• Given instruction
Output the material beneath exactly, leaving nothing out.

• Input material
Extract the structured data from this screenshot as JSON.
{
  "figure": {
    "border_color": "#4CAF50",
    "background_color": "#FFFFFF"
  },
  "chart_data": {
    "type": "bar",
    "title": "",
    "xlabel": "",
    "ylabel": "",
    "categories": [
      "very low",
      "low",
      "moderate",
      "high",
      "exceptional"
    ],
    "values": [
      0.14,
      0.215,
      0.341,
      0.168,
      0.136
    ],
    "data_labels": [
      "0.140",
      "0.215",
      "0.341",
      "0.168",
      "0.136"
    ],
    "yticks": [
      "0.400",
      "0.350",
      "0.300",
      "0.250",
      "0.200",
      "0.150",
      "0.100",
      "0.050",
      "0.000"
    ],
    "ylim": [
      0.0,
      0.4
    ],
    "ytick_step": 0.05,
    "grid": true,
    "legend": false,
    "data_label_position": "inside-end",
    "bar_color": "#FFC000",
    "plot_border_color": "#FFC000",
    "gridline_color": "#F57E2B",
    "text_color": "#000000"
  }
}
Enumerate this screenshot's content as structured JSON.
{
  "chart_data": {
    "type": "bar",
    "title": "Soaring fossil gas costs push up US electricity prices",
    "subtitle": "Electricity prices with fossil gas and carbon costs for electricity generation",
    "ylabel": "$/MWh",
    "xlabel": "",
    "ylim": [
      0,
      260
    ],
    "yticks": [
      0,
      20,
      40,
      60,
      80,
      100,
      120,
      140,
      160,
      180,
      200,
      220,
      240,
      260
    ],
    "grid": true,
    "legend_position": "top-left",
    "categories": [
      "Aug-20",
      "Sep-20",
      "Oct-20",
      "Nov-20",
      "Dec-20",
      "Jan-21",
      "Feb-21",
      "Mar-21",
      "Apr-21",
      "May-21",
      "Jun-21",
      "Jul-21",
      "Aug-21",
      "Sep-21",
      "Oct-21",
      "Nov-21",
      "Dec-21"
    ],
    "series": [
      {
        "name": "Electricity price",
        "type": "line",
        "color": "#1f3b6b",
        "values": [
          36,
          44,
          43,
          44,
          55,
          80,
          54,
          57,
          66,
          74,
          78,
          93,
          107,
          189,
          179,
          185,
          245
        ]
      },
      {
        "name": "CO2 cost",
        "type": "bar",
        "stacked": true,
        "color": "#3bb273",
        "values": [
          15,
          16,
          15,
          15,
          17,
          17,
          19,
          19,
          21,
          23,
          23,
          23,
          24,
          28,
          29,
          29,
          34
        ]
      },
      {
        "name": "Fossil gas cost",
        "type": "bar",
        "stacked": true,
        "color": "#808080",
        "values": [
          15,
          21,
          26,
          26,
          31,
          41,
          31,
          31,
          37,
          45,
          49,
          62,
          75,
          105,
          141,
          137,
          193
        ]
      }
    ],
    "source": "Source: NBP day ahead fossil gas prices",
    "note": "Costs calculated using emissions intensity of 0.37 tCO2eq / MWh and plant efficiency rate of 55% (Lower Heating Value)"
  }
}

• Written answer
Extract the structured data from this screenshot as JSON.
{
  "figure": {
    "border_color": "#4CAF50",
    "background_color": "#FFFFFF"
  },
  "chart_data": {
    "type": "bar",
    "title": "",
    "xlabel": "",
    "ylabel": "",
    "categories": [
      "very low",
      "low",
      "moderate",
      "high",
      "exceptional"
    ],
    "values": [
      0.14,
      0.215,
      0.341,
      0.168,
      0.136
    ],
    "data_labels": [
      "0.140",
      "0.215",
      "0.341",
      "0.168",
      "0.136"
    ],
    "yticks": [
      "0.400",
      "0.350",
      "0.300",
      "0.250",
      "0.200",
      "0.150",
      "0.100",
      "0.050",
      "0.000"
    ],
    "ylim": [
      0.0,
      0.4
    ],
    "ytick_step": 0.05,
    "grid": true,
    "legend": false,
    "data_label_position": "inside-end",
    "bar_color": "#FFC000",
    "plot_border_color": "#FFC000",
    "gridline_color": "#F57E2B",
    "text_color": "#000000"
  }
}
Enumerate this screenshot's content as structured JSON.
{
  "chart_data": {
    "type": "bar",
    "title": "Soaring fossil gas costs push up US electricity prices",
    "subtitle": "Electricity prices with fossil gas and carbon costs for electricity generation",
    "ylabel": "$/MWh",
    "xlabel": "",
    "ylim": [
      0,
      260
    ],
    "yticks": [
      0,
      20,
      40,
      60,
      80,
      100,
      120,
      140,
      160,
      180,
      200,
      220,
      240,
      260
    ],
    "grid": true,
    "legend_position": "top-left",
    "categories": [
      "Aug-20",
      "Sep-20",
      "Oct-20",
      "Nov-20",
      "Dec-20",
      "Jan-21",
      "Feb-21",
      "Mar-21",
      "Apr-21",
      "May-21",
      "Jun-21",
      "Jul-21",
      "Aug-21",
      "Sep-21",
      "Oct-21",
      "Nov-21",
      "Dec-21"
    ],
    "series": [
      {
        "name": "Electricity price",
        "type": "line",
        "color": "#1f3b6b",
        "values": [
          36,
          44,
          43,
          44,
          55,
          80,
          54,
          57,
          66,
          74,
          78,
          93,
          107,
          189,
          179,
          185,
          245
        ]
      },
      {
        "name": "CO2 cost",
        "type": "bar",
        "stacked": true,
        "color": "#3bb273",
        "values": [
          15,
          16,
          15,
          15,
          17,
          17,
          19,
          19,
          21,
          23,
          23,
          23,
          24,
          28,
          29,
          29,
          34
        ]
      },
      {
        "name": "Fossil gas cost",
        "type": "bar",
        "stacked": true,
        "color": "#808080",
        "values": [
          15,
          21,
          26,
          26,
          31,
          41,
          31,
          31,
          37,
          45,
          49,
          62,
          75,
          105,
          141,
          137,
          193
        ]
      }
    ],
    "source": "Source: NBP day ahead fossil gas prices",
    "note": "Costs calculated using emissions intensity of 0.37 tCO2eq / MWh and plant efficiency rate of 55% (Lower Heating Value)"
  }
}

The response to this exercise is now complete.